Direction: Transcribe all of the material exactly, except for its pictures.

Entries from a dataset
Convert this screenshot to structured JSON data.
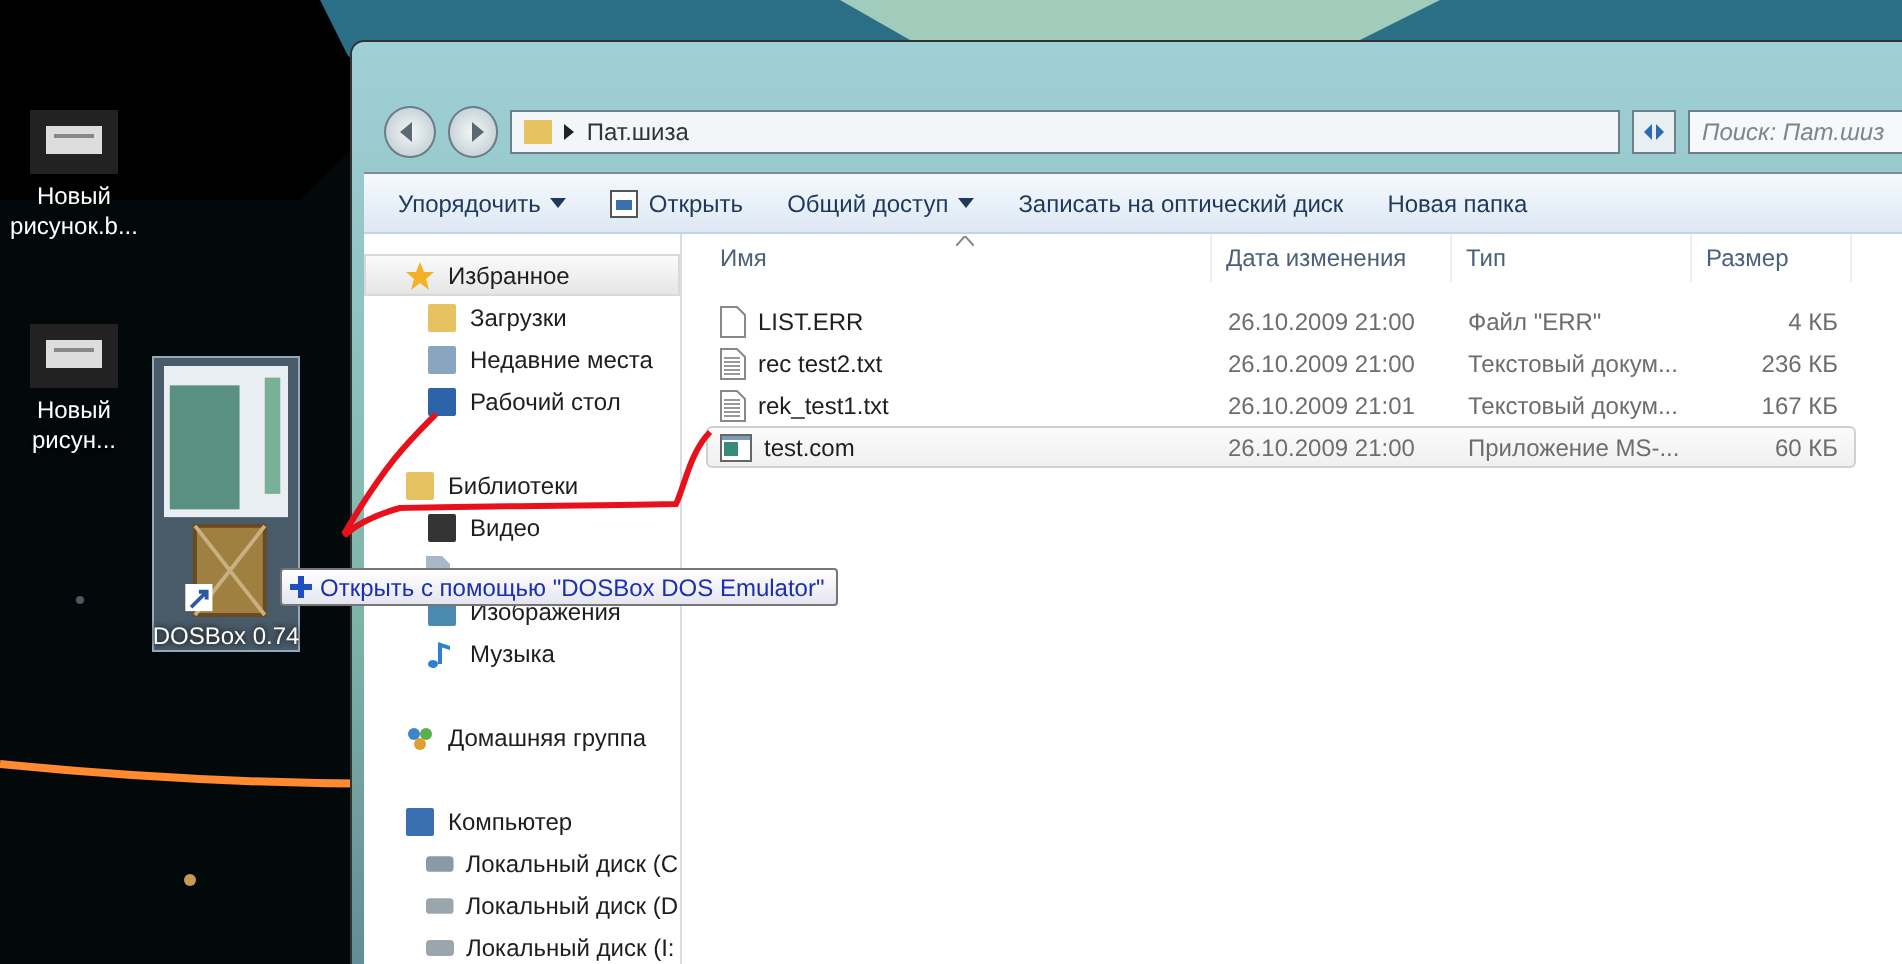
{
  "desktop": {
    "icons": [
      {
        "label": "Новый рисунок.b..."
      },
      {
        "label": "Новый рисун..."
      }
    ],
    "drag": {
      "label": "DOSBox 0.74",
      "tooltip": "Открыть с помощью \"DOSBox DOS Emulator\""
    }
  },
  "explorer": {
    "path": "Пат.шиза",
    "search": {
      "placeholder": "Поиск: Пат.шиз"
    },
    "toolbar": [
      {
        "label": "Упорядочить",
        "kind": "menu"
      },
      {
        "label": "Открыть",
        "kind": "open"
      },
      {
        "label": "Общий доступ",
        "kind": "menu"
      },
      {
        "label": "Записать на оптический диск",
        "kind": "plain"
      },
      {
        "label": "Новая папка",
        "kind": "plain"
      }
    ],
    "nav": [
      {
        "label": "Избранное",
        "highlighted": true,
        "children": [
          {
            "label": "Загрузки"
          },
          {
            "label": "Недавние места"
          },
          {
            "label": "Рабочий стол"
          }
        ]
      },
      {
        "label": "Библиотеки",
        "highlighted": false,
        "children": [
          {
            "label": "Видео"
          },
          {
            "kind": "icon-only"
          },
          {
            "label": "Изображения"
          },
          {
            "label": "Музыка"
          }
        ]
      },
      {
        "label": "Домашняя группа",
        "highlighted": false
      },
      {
        "label": "Компьютер",
        "highlighted": false,
        "children": [
          {
            "label": "Локальный диск (C"
          },
          {
            "label": "Локальный диск (D"
          },
          {
            "label": "Локальный диск (I:"
          }
        ]
      }
    ],
    "columns": [
      "Имя",
      "Дата изменения",
      "Тип",
      "Размер"
    ],
    "files": [
      {
        "name": "LIST.ERR",
        "kind": "blank",
        "date": "26.10.2009 21:00",
        "type": "Файл \"ERR\"",
        "size": "4 КБ",
        "selected": false
      },
      {
        "name": "rec test2.txt",
        "kind": "text",
        "date": "26.10.2009 21:00",
        "type": "Текстовый докум...",
        "size": "236 КБ",
        "selected": false
      },
      {
        "name": "rek_test1.txt",
        "kind": "text",
        "date": "26.10.2009 21:01",
        "type": "Текстовый докум...",
        "size": "167 КБ",
        "selected": false
      },
      {
        "name": "test.com",
        "kind": "app",
        "date": "26.10.2009 21:00",
        "type": "Приложение MS-...",
        "size": "60 КБ",
        "selected": true
      }
    ]
  }
}
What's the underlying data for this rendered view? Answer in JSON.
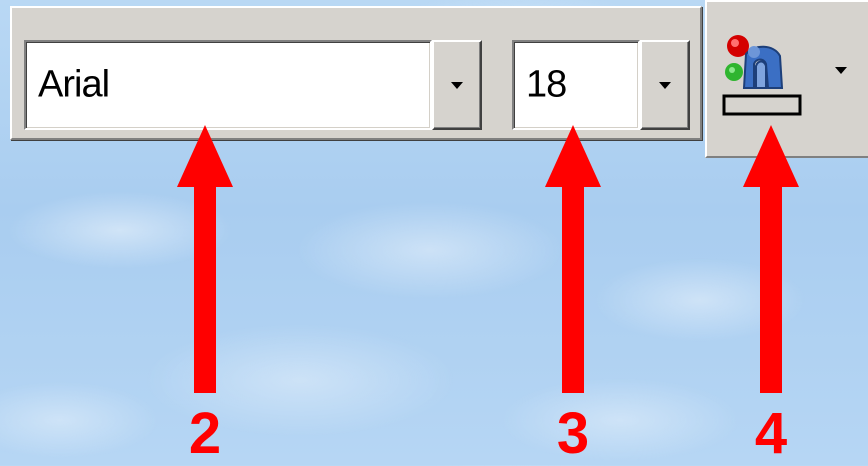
{
  "toolbar": {
    "font_name": {
      "value": "Arial",
      "dropdown_icon": "chevron-down-icon"
    },
    "font_size": {
      "value": "18",
      "dropdown_icon": "chevron-down-icon"
    },
    "fill_color": {
      "icon": "paint-bucket-icon",
      "dropdown_icon": "chevron-down-icon"
    }
  },
  "callouts": [
    {
      "number": "2",
      "target": "font_name"
    },
    {
      "number": "3",
      "target": "font_size"
    },
    {
      "number": "4",
      "target": "fill_color"
    }
  ],
  "colors": {
    "callout": "#ff0000",
    "toolbar_face": "#d6d3ce",
    "background": "#b0d2f2"
  }
}
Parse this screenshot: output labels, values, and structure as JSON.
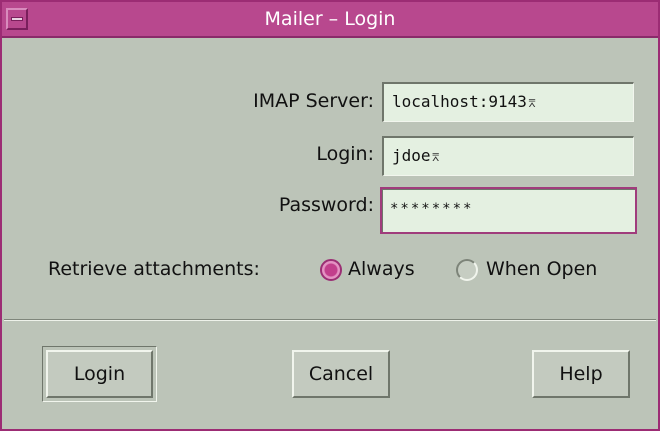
{
  "window": {
    "title": "Mailer – Login",
    "menu_icon": "window-menu-icon"
  },
  "form": {
    "imap_label": "IMAP Server:",
    "imap_value": "localhost:9143",
    "login_label": "Login:",
    "login_value": "jdoe",
    "password_label": "Password:",
    "password_value": "********",
    "attachments_label": "Retrieve attachments:",
    "options": [
      {
        "label": "Always",
        "selected": true
      },
      {
        "label": "When Open",
        "selected": false
      }
    ]
  },
  "buttons": {
    "login": "Login",
    "cancel": "Cancel",
    "help": "Help"
  },
  "colors": {
    "title_bar": "#b8488e",
    "background": "#bcc4b8",
    "field": "#e4f0e1",
    "accent": "#c23f8c"
  }
}
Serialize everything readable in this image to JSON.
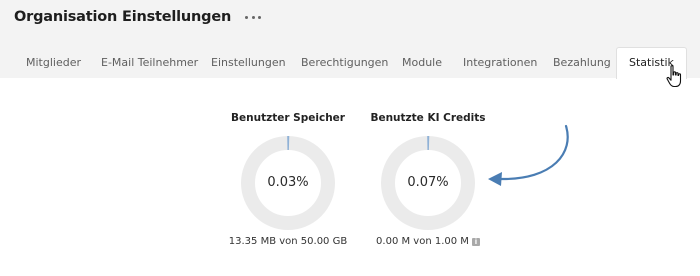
{
  "header": {
    "title": "Organisation Einstellungen",
    "more_icon": "more-horizontal-icon"
  },
  "tabs": [
    {
      "label": "Mitglieder",
      "active": false
    },
    {
      "label": "E-Mail Teilnehmer",
      "active": false
    },
    {
      "label": "Einstellungen",
      "active": false
    },
    {
      "label": "Berechtigungen",
      "active": false
    },
    {
      "label": "Module",
      "active": false
    },
    {
      "label": "Integrationen",
      "active": false
    },
    {
      "label": "Bezahlung",
      "active": false
    },
    {
      "label": "Statistik",
      "active": true
    }
  ],
  "stats": {
    "storage": {
      "label": "Benutzter Speicher",
      "percent_text": "0.03%",
      "fraction": 0.0003,
      "detail": "13.35 MB von 50.00 GB"
    },
    "ai_credits": {
      "label": "Benutzte KI Credits",
      "percent_text": "0.07%",
      "fraction": 0.0007,
      "detail": "0.00 M von 1.00 M",
      "info_icon": "info-icon"
    }
  },
  "colors": {
    "ring_track": "#ebebeb",
    "ring_fill": "#8fb1d6",
    "annotation_arrow": "#4a7db3",
    "header_bg": "#f3f3f3"
  }
}
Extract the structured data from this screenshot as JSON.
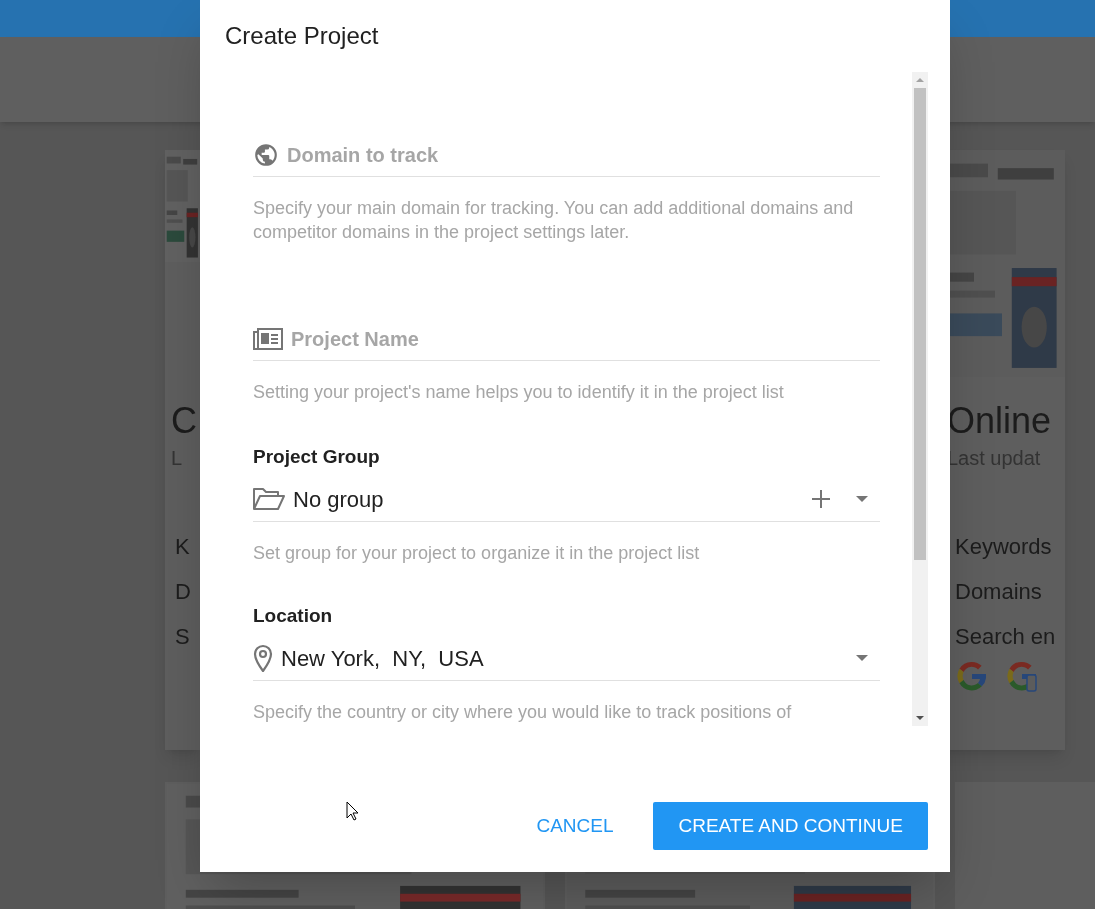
{
  "background_cards": [
    {
      "kind": "cut",
      "title": "C",
      "subtitle": "L",
      "stats": [
        "K",
        "D",
        "S"
      ]
    },
    {
      "kind": "full",
      "title": "Online",
      "subtitle": "Last updat",
      "stats": [
        "Keywords",
        "Domains",
        "Search en"
      ]
    }
  ],
  "dialog": {
    "title": "Create Project",
    "fields": [
      {
        "kind": "text",
        "placeholder": "Domain to track",
        "help": "Specify your main domain for tracking. You can add additional domains and competitor domains in the project settings later."
      },
      {
        "kind": "text",
        "placeholder": "Project Name",
        "help": "Setting your project's name helps you to identify it in the project list"
      },
      {
        "kind": "select",
        "label": "Project Group",
        "value": "No group",
        "addable": true,
        "help": "Set group for your project to organize it in the project list"
      },
      {
        "kind": "select",
        "label": "Location",
        "value": "New York,  NY,  USA",
        "addable": false,
        "help": "Specify the country or city where you would like to track positions of"
      }
    ],
    "buttons": [
      {
        "kind": "text",
        "label": "CANCEL"
      },
      {
        "kind": "primary",
        "label": "CREATE AND CONTINUE"
      }
    ]
  }
}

Exercise answer:
Convert this screenshot to structured JSON data.
{
  "desktop": {
    "icons": [
      {
        "label": "Новый рисунок.b..."
      },
      {
        "label": "Новый рисун..."
      }
    ],
    "drag": {
      "label": "DOSBox 0.74",
      "tooltip": "Открыть с помощью \"DOSBox DOS Emulator\""
    }
  },
  "explorer": {
    "path": "Пат.шиза",
    "search": {
      "placeholder": "Поиск: Пат.шиз"
    },
    "toolbar": [
      {
        "label": "Упорядочить",
        "kind": "menu"
      },
      {
        "label": "Открыть",
        "kind": "open"
      },
      {
        "label": "Общий доступ",
        "kind": "menu"
      },
      {
        "label": "Записать на оптический диск",
        "kind": "plain"
      },
      {
        "label": "Новая папка",
        "kind": "plain"
      }
    ],
    "nav": [
      {
        "label": "Избранное",
        "highlighted": true,
        "children": [
          {
            "label": "Загрузки"
          },
          {
            "label": "Недавние места"
          },
          {
            "label": "Рабочий стол"
          }
        ]
      },
      {
        "label": "Библиотеки",
        "highlighted": false,
        "children": [
          {
            "label": "Видео"
          },
          {
            "kind": "icon-only"
          },
          {
            "label": "Изображения"
          },
          {
            "label": "Музыка"
          }
        ]
      },
      {
        "label": "Домашняя группа",
        "highlighted": false
      },
      {
        "label": "Компьютер",
        "highlighted": false,
        "children": [
          {
            "label": "Локальный диск (C"
          },
          {
            "label": "Локальный диск (D"
          },
          {
            "label": "Локальный диск (I:"
          }
        ]
      }
    ],
    "columns": [
      "Имя",
      "Дата изменения",
      "Тип",
      "Размер"
    ],
    "files": [
      {
        "name": "LIST.ERR",
        "kind": "blank",
        "date": "26.10.2009 21:00",
        "type": "Файл \"ERR\"",
        "size": "4 КБ",
        "selected": false
      },
      {
        "name": "rec test2.txt",
        "kind": "text",
        "date": "26.10.2009 21:00",
        "type": "Текстовый докум...",
        "size": "236 КБ",
        "selected": false
      },
      {
        "name": "rek_test1.txt",
        "kind": "text",
        "date": "26.10.2009 21:01",
        "type": "Текстовый докум...",
        "size": "167 КБ",
        "selected": false
      },
      {
        "name": "test.com",
        "kind": "app",
        "date": "26.10.2009 21:00",
        "type": "Приложение MS-...",
        "size": "60 КБ",
        "selected": true
      }
    ]
  }
}
What's the underlying data for this rendered view? Answer in JSON.
{
  "toolbar": {
    "font_name": {
      "value": "Arial",
      "dropdown_icon": "chevron-down-icon"
    },
    "font_size": {
      "value": "18",
      "dropdown_icon": "chevron-down-icon"
    },
    "fill_color": {
      "icon": "paint-bucket-icon",
      "dropdown_icon": "chevron-down-icon"
    }
  },
  "callouts": [
    {
      "number": "2",
      "target": "font_name"
    },
    {
      "number": "3",
      "target": "font_size"
    },
    {
      "number": "4",
      "target": "fill_color"
    }
  ],
  "colors": {
    "callout": "#ff0000",
    "toolbar_face": "#d6d3ce",
    "background": "#b0d2f2"
  }
}
Parse this screenshot: output labels, values, and structure as JSON.
{
  "window": {
    "title": "Mailer – Login",
    "menu_icon": "window-menu-icon"
  },
  "form": {
    "imap_label": "IMAP Server:",
    "imap_value": "localhost:9143",
    "login_label": "Login:",
    "login_value": "jdoe",
    "password_label": "Password:",
    "password_value": "********",
    "attachments_label": "Retrieve attachments:",
    "options": [
      {
        "label": "Always",
        "selected": true
      },
      {
        "label": "When Open",
        "selected": false
      }
    ]
  },
  "buttons": {
    "login": "Login",
    "cancel": "Cancel",
    "help": "Help"
  },
  "colors": {
    "title_bar": "#b8488e",
    "background": "#bcc4b8",
    "field": "#e4f0e1",
    "accent": "#c23f8c"
  }
}
Serialize everything readable in this image to JSON.
{
  "header": {
    "title": "Organisation Einstellungen",
    "more_icon": "more-horizontal-icon"
  },
  "tabs": [
    {
      "label": "Mitglieder",
      "active": false
    },
    {
      "label": "E-Mail Teilnehmer",
      "active": false
    },
    {
      "label": "Einstellungen",
      "active": false
    },
    {
      "label": "Berechtigungen",
      "active": false
    },
    {
      "label": "Module",
      "active": false
    },
    {
      "label": "Integrationen",
      "active": false
    },
    {
      "label": "Bezahlung",
      "active": false
    },
    {
      "label": "Statistik",
      "active": true
    }
  ],
  "stats": {
    "storage": {
      "label": "Benutzter Speicher",
      "percent_text": "0.03%",
      "fraction": 0.0003,
      "detail": "13.35 MB von 50.00 GB"
    },
    "ai_credits": {
      "label": "Benutzte KI Credits",
      "percent_text": "0.07%",
      "fraction": 0.0007,
      "detail": "0.00 M von 1.00 M",
      "info_icon": "info-icon"
    }
  },
  "colors": {
    "ring_track": "#ebebeb",
    "ring_fill": "#8fb1d6",
    "annotation_arrow": "#4a7db3",
    "header_bg": "#f3f3f3"
  }
}
Extract the structured data from this screenshot as JSON.
{
  "background_cards": [
    {
      "kind": "cut",
      "title": "C",
      "subtitle": "L",
      "stats": [
        "K",
        "D",
        "S"
      ]
    },
    {
      "kind": "full",
      "title": "Online",
      "subtitle": "Last updat",
      "stats": [
        "Keywords",
        "Domains",
        "Search en"
      ]
    }
  ],
  "dialog": {
    "title": "Create Project",
    "fields": [
      {
        "kind": "text",
        "placeholder": "Domain to track",
        "help": "Specify your main domain for tracking. You can add additional domains and competitor domains in the project settings later."
      },
      {
        "kind": "text",
        "placeholder": "Project Name",
        "help": "Setting your project's name helps you to identify it in the project list"
      },
      {
        "kind": "select",
        "label": "Project Group",
        "value": "No group",
        "addable": true,
        "help": "Set group for your project to organize it in the project list"
      },
      {
        "kind": "select",
        "label": "Location",
        "value": "New York,  NY,  USA",
        "addable": false,
        "help": "Specify the country or city where you would like to track positions of"
      }
    ],
    "buttons": [
      {
        "kind": "text",
        "label": "CANCEL"
      },
      {
        "kind": "primary",
        "label": "CREATE AND CONTINUE"
      }
    ]
  }
}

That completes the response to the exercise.